# Requirement
Can you set down, word for word and with nothing else, the lines of the data below that begin at the line containing "Patent image size: (1046, 1435)." and run through the line containing "The arc d1 is at (259, 175).", including both of those lines?

# Data

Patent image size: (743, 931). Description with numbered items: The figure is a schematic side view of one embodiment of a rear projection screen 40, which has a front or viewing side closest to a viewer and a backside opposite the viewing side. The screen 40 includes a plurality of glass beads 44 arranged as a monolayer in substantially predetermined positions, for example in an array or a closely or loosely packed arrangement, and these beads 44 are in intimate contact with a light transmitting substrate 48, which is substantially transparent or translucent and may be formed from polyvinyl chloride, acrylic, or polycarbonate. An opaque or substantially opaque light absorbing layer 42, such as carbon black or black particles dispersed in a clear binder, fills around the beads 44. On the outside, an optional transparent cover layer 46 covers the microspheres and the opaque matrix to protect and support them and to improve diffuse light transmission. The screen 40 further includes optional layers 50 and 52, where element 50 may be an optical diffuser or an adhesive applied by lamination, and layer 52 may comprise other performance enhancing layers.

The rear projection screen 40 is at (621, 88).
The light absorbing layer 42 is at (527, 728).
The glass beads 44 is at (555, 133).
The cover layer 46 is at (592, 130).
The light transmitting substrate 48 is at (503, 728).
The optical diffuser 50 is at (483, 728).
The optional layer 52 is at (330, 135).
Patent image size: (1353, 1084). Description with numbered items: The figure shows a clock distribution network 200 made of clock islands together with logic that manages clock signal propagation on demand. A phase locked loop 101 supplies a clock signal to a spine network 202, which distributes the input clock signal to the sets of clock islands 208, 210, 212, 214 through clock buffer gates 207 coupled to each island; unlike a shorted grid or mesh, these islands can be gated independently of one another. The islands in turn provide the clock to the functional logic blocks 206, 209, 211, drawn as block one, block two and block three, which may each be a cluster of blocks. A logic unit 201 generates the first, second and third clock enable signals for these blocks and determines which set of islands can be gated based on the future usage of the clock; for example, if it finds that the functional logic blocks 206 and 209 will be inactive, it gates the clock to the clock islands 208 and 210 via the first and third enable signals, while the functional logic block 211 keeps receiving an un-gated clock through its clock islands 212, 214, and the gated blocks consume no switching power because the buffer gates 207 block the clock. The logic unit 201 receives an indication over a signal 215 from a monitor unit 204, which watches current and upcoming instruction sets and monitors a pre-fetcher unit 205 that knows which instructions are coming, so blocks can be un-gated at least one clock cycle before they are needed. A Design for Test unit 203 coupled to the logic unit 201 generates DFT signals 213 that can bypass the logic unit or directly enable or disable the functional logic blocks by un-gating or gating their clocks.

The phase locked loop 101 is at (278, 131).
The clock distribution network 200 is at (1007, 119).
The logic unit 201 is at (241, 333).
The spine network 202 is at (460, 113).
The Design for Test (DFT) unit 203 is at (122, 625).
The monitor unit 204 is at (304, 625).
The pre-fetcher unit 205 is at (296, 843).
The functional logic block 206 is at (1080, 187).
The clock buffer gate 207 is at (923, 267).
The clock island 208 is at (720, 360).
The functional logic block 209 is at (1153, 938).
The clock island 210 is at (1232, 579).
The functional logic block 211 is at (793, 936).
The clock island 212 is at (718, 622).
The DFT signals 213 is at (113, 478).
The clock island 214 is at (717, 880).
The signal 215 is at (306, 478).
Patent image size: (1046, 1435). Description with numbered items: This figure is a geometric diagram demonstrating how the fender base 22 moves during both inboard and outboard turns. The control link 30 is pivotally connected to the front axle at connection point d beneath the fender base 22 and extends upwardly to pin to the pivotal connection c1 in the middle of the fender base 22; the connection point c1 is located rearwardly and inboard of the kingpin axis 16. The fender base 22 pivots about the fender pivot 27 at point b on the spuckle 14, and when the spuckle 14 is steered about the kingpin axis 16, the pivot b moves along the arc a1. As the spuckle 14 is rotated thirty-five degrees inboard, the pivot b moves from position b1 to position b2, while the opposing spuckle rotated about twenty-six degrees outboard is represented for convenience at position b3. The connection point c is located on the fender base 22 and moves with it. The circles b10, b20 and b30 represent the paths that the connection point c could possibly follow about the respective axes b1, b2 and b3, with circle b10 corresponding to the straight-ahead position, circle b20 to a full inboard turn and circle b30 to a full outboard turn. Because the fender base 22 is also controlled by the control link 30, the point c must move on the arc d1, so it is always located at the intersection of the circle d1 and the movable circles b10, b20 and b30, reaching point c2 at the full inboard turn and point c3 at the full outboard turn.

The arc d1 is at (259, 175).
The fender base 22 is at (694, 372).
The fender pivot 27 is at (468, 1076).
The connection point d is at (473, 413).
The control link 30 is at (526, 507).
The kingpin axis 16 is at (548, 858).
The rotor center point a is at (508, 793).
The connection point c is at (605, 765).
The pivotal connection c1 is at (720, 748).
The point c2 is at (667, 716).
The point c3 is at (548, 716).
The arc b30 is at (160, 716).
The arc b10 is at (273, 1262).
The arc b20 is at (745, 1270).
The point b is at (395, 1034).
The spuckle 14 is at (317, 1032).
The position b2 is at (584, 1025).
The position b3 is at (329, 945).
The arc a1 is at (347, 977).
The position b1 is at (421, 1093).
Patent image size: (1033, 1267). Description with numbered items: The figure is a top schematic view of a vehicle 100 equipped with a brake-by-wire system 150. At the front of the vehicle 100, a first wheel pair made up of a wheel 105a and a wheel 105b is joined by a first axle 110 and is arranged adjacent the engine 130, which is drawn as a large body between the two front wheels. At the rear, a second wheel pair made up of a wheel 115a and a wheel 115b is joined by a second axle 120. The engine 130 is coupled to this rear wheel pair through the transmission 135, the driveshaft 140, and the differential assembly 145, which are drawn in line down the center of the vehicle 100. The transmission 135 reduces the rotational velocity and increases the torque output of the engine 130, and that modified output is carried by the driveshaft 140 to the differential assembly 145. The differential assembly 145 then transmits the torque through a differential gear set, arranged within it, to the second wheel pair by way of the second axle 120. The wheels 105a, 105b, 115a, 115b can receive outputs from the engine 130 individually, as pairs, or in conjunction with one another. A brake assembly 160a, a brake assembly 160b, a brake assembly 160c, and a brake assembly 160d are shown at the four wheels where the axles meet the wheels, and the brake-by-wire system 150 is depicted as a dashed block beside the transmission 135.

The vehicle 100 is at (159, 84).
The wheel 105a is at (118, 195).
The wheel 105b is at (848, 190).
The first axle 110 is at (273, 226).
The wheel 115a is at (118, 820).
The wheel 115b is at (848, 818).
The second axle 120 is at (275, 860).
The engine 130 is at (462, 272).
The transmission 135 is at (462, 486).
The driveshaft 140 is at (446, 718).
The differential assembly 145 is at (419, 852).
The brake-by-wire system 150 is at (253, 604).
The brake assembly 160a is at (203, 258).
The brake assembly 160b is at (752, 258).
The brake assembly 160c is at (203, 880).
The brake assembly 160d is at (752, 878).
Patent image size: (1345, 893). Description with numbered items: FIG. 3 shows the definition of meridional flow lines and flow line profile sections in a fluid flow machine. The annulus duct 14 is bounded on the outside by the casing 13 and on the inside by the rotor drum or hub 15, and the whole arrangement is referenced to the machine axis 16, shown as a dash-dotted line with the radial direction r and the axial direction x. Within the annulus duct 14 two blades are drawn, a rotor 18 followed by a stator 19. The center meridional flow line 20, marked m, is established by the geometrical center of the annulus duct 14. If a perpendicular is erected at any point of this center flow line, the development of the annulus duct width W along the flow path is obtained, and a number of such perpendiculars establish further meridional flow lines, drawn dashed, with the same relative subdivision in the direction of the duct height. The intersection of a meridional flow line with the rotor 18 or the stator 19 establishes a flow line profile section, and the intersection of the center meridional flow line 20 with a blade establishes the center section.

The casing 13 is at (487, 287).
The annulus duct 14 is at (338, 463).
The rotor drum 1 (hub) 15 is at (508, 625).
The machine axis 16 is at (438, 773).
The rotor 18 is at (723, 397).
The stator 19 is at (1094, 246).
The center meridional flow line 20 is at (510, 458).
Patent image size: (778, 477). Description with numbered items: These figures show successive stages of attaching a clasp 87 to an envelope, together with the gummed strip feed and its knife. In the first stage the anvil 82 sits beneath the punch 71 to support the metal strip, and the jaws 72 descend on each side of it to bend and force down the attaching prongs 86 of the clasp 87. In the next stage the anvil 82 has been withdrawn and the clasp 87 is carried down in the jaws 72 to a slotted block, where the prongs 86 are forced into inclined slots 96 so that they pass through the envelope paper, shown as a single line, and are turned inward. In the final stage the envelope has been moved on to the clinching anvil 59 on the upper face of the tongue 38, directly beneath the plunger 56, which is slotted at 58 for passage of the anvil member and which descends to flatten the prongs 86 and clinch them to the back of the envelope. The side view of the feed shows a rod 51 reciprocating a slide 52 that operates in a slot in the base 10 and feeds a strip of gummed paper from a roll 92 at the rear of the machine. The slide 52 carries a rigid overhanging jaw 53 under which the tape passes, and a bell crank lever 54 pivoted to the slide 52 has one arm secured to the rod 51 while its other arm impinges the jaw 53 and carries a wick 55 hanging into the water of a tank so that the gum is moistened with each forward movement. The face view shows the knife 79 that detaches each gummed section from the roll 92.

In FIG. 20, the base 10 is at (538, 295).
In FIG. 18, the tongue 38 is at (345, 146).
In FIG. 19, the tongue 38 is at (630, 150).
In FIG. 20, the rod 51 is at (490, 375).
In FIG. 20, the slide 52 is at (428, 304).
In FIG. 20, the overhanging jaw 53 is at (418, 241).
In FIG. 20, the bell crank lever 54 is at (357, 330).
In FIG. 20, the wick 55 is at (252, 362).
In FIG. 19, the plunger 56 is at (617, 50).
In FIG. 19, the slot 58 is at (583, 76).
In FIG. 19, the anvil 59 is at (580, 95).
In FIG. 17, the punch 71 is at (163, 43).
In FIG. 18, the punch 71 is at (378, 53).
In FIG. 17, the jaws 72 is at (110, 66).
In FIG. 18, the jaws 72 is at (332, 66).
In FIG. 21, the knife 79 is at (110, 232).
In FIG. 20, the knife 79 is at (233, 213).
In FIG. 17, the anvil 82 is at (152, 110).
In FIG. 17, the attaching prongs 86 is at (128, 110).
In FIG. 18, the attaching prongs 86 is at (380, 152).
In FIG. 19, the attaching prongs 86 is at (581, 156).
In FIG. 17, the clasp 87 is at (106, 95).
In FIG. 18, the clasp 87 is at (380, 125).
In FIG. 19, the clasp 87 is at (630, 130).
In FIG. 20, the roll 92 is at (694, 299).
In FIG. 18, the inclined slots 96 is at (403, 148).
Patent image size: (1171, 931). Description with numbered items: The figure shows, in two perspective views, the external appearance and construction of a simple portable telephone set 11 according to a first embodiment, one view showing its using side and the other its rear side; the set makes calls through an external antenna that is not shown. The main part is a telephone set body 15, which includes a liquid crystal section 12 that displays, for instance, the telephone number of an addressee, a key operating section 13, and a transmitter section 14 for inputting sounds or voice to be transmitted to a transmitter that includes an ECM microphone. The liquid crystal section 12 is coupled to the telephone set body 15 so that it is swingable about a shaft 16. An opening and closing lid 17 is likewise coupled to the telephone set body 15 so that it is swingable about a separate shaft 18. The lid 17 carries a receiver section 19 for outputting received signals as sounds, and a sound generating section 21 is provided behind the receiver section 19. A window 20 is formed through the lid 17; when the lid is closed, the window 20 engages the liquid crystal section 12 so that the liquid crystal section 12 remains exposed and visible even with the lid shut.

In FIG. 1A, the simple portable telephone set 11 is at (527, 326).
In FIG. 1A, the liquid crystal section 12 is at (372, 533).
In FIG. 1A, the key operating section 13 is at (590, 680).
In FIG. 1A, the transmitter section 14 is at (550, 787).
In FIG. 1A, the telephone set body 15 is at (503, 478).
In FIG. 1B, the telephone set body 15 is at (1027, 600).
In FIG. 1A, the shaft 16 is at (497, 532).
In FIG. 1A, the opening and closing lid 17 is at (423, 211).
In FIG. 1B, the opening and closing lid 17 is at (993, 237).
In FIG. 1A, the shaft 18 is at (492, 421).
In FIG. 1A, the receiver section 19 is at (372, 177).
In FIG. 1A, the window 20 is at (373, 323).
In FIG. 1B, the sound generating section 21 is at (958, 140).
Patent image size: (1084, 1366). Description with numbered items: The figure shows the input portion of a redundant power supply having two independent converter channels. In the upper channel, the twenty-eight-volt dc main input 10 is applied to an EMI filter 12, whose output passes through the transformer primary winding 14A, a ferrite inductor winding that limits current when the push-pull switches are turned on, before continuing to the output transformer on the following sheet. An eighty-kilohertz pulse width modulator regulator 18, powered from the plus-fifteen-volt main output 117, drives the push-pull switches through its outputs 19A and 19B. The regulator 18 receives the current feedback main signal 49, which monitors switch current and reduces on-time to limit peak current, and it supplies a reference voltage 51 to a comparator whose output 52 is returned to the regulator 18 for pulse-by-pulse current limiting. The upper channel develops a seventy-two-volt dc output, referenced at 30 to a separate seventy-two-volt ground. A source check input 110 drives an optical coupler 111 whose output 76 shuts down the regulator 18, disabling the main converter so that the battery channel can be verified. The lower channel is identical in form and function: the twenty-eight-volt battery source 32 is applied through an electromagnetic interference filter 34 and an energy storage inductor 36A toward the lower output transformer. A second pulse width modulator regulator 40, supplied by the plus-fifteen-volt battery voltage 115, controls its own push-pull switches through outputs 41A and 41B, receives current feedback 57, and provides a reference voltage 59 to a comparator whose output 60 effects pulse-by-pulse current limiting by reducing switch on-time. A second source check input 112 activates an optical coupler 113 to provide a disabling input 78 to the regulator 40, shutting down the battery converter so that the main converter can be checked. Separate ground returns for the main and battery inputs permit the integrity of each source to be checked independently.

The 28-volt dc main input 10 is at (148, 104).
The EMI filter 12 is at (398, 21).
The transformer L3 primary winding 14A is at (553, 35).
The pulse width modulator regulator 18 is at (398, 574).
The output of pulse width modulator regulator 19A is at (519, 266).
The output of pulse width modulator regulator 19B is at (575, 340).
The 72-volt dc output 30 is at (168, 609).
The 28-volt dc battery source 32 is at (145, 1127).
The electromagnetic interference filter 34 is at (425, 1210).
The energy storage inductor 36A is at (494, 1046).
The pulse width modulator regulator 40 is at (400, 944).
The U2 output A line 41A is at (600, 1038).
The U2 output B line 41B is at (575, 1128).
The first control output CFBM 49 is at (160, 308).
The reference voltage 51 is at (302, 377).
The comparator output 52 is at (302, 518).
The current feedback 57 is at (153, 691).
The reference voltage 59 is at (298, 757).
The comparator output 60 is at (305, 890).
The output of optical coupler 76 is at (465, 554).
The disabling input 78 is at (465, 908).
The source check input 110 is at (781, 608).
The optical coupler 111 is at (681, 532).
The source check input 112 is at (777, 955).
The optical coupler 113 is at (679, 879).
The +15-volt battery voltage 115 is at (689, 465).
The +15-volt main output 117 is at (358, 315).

# Solution to this problem
Patent image size: (1046, 1435). Description with numbered items: This figure is a geometric diagram demonstrating how the fender base 22 moves during both inboard and outboard turns. The control link 30 is pivotally connected to the front axle at connection point d beneath the fender base 22 and extends upwardly to pin to the pivotal connection c1 in the middle of the fender base 22; the connection point c1 is located rearwardly and inboard of the kingpin axis 16. The fender base 22 pivots about the fender pivot 27 at point b on the spuckle 14, and when the spuckle 14 is steered about the kingpin axis 16, the pivot b moves along the arc a1. As the spuckle 14 is rotated thirty-five degrees inboard, the pivot b moves from position b1 to position b2, while the opposing spuckle rotated about twenty-six degrees outboard is represented for convenience at position b3. The connection point c is located on the fender base 22 and moves with it. The circles b10, b20 and b30 represent the paths that the connection point c could possibly follow about the respective axes b1, b2 and b3, with circle b10 corresponding to the straight-ahead position, circle b20 to a full inboard turn and circle b30 to a full outboard turn. Because the fender base 22 is also controlled by the control link 30, the point c must move on the arc d1, so it is always located at the intersection of the circle d1 and the movable circles b10, b20 and b30, reaching point c2 at the full inboard turn and point c3 at the full outboard turn.

The arc d1 is at (259, 175).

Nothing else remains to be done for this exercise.